**WHAT YOU NEED TO DO**
Copy every line of the records below where the word "предусмотренном" occurs.
-- START OF RECORD LIST --
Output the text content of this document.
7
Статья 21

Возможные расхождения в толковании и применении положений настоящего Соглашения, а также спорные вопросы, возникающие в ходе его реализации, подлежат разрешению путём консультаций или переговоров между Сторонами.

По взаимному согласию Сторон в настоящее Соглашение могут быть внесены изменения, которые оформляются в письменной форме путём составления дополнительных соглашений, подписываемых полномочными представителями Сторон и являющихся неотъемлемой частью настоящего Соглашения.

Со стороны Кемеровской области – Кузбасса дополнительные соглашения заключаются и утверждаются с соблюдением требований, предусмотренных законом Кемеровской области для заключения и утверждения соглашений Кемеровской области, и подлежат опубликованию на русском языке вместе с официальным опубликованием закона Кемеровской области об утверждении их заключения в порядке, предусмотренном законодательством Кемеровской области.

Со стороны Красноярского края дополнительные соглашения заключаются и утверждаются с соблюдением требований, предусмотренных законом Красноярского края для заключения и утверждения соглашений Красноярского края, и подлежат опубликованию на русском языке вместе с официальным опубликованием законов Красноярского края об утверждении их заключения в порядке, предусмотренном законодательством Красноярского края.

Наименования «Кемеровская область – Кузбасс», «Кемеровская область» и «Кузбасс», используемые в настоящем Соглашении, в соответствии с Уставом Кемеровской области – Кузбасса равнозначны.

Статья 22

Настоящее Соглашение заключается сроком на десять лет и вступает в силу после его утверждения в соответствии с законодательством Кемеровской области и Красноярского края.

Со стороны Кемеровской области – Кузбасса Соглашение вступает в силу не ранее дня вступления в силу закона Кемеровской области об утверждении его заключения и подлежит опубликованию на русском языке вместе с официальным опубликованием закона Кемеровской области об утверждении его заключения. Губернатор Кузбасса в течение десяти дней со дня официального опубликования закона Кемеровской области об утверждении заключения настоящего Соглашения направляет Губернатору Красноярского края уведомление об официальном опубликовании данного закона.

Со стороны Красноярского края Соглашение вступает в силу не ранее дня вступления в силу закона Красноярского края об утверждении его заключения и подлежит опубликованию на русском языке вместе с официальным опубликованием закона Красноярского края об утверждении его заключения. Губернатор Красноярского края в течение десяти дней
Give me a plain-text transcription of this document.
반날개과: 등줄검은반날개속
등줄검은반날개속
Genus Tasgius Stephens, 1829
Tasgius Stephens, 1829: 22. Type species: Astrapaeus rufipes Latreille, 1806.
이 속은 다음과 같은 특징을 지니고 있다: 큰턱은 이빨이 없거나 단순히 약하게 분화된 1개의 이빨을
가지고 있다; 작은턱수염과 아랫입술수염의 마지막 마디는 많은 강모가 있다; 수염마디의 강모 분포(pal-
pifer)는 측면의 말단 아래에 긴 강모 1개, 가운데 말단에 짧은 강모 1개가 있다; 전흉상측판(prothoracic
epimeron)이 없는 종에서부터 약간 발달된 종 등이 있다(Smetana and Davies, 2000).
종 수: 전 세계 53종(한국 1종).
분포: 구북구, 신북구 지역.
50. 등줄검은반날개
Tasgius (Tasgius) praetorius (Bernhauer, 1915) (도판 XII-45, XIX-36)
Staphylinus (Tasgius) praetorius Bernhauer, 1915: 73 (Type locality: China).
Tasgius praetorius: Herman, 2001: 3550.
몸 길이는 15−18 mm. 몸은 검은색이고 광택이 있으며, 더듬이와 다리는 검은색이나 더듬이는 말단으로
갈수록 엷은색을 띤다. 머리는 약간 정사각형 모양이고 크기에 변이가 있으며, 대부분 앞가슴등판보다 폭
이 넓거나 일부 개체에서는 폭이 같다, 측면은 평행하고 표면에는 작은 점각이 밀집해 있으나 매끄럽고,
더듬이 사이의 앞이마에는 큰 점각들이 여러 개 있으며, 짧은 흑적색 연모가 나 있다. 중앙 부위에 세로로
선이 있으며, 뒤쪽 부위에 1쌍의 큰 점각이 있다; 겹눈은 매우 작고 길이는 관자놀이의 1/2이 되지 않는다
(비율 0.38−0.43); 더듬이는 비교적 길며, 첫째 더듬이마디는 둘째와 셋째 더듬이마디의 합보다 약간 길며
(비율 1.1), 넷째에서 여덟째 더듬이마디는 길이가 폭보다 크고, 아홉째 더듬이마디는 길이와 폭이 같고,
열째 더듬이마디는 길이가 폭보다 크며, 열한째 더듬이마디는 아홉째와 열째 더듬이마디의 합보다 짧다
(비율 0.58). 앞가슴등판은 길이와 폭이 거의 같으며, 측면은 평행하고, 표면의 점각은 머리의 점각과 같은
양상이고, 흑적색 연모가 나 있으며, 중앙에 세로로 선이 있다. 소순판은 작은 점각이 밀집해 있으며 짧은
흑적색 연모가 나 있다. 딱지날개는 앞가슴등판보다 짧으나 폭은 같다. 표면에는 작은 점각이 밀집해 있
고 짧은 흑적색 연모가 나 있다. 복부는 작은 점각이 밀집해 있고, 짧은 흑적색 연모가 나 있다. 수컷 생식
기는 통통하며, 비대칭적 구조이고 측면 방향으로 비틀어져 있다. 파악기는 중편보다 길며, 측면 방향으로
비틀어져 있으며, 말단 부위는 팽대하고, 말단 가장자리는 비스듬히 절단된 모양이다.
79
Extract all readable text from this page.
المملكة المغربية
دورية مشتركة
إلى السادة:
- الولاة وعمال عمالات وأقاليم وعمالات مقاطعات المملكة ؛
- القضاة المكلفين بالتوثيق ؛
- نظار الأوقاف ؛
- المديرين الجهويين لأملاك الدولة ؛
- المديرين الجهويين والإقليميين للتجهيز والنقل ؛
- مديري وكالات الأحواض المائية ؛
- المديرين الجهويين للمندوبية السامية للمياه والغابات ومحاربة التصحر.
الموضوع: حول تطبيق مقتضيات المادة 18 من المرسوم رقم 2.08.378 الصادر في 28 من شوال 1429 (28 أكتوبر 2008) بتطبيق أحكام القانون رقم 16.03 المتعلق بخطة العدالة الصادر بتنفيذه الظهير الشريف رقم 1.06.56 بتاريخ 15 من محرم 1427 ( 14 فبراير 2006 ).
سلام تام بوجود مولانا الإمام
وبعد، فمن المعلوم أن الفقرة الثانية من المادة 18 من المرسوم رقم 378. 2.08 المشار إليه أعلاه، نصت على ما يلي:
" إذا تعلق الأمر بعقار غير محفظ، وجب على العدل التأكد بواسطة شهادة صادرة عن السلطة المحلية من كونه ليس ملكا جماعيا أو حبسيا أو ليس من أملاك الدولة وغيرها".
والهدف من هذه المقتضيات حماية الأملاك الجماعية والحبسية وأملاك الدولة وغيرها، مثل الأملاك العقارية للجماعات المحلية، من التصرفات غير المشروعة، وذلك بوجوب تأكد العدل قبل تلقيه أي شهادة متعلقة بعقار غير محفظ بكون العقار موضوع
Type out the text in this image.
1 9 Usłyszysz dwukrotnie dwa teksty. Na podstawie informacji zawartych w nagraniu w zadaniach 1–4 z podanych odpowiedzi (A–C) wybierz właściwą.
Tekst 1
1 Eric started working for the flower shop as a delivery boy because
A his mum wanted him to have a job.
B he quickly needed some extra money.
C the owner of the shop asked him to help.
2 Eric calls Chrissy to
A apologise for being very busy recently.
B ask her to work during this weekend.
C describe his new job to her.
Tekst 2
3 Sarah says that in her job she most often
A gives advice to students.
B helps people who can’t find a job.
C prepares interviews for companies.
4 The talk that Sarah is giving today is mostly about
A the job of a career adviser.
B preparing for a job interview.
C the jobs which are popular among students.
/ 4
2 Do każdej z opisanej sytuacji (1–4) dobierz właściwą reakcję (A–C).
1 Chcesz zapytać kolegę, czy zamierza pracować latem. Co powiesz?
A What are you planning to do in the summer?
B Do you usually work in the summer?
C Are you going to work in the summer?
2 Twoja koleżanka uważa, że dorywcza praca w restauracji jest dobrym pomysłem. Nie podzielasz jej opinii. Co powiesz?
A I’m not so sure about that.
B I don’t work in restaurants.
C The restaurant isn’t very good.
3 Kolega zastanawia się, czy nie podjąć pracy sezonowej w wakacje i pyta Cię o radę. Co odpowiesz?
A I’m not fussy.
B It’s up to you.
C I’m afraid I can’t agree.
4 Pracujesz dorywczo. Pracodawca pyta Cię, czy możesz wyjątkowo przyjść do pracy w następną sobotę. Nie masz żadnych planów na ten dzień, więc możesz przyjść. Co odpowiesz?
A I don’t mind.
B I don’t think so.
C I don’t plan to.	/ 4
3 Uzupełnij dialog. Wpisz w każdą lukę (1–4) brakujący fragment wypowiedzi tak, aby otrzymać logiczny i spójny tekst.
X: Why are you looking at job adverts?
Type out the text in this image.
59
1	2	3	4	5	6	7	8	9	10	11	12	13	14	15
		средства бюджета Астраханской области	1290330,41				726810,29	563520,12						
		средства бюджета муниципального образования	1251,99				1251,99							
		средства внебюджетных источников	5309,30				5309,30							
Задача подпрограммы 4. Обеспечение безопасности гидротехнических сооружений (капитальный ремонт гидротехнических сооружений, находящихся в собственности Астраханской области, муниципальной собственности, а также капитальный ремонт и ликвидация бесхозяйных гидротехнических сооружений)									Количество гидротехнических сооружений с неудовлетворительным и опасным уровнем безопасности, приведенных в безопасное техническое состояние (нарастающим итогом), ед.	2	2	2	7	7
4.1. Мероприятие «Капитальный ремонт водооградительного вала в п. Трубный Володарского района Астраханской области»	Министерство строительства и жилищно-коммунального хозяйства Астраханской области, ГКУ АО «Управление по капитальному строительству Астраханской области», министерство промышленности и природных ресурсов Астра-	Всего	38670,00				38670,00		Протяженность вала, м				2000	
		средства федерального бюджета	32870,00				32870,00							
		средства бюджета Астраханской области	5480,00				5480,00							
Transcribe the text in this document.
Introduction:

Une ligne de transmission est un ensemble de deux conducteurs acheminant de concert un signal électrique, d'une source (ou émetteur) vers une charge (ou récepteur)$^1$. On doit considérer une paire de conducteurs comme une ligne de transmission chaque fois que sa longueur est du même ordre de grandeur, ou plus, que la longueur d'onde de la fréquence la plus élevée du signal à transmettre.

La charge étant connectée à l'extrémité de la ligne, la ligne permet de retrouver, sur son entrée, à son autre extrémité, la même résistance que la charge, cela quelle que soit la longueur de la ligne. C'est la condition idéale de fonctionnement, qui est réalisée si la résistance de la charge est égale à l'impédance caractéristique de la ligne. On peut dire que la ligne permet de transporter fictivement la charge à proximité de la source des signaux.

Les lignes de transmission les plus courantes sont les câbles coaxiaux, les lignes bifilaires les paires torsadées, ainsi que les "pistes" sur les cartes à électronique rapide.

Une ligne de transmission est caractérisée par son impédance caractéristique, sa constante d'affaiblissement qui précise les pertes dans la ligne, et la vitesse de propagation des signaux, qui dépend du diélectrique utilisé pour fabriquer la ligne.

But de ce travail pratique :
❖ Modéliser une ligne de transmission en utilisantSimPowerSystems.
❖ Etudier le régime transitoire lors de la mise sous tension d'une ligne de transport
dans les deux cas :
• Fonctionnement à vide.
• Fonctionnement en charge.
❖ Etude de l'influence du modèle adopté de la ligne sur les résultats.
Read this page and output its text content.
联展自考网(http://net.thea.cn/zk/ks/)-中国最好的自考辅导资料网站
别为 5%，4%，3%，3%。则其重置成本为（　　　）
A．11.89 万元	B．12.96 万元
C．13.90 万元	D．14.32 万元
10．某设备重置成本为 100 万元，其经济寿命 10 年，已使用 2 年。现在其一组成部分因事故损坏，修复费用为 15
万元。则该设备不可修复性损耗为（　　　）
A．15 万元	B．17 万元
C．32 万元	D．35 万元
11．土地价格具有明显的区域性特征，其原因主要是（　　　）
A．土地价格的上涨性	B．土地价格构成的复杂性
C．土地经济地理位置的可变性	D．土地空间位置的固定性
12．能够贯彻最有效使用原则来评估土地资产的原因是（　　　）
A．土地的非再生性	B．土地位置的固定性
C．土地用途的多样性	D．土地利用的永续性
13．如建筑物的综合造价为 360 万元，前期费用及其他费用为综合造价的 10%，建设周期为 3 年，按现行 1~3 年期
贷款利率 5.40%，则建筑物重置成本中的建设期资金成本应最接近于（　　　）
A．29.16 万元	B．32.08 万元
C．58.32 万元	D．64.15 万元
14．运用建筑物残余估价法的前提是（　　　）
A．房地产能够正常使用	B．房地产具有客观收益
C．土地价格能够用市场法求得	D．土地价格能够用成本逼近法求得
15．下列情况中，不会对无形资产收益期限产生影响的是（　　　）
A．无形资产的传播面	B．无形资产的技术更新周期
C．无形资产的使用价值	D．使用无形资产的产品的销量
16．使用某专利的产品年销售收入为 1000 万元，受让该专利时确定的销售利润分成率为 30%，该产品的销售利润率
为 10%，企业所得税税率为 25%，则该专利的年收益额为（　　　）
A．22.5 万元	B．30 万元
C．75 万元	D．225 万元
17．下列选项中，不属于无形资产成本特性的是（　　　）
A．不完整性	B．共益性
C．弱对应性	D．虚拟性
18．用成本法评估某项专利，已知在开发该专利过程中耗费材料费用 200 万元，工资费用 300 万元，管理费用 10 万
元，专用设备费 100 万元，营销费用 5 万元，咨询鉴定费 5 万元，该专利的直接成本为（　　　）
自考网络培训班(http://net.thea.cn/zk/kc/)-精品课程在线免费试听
-- END OF RECORD LIST --
**WRITTEN ANSWER**
Со стороны Кемеровской области – Кузбасса дополнительные соглашения заключаются и утверждаются с соблюдением требований, предусмотренных законом Кемеровской области для заключения и утверждения соглашений Кемеровской области, и подлежат опубликованию на русском языке вместе с официальным опубликованием закона Кемеровской области об утверждении их заключения в порядке, предусмотренном законодательством Кемеровской области.
Со стороны Красноярского края дополнительные соглашения заключаются и утверждаются с соблюдением требований, предусмотренных законом Красноярского края для заключения и утверждения соглашений Красноярского края, и подлежат опубликованию на русском языке вместе с официальным опубликованием законов Красноярского края об утверждении их заключения в порядке, предусмотренном законодательством Красноярского края.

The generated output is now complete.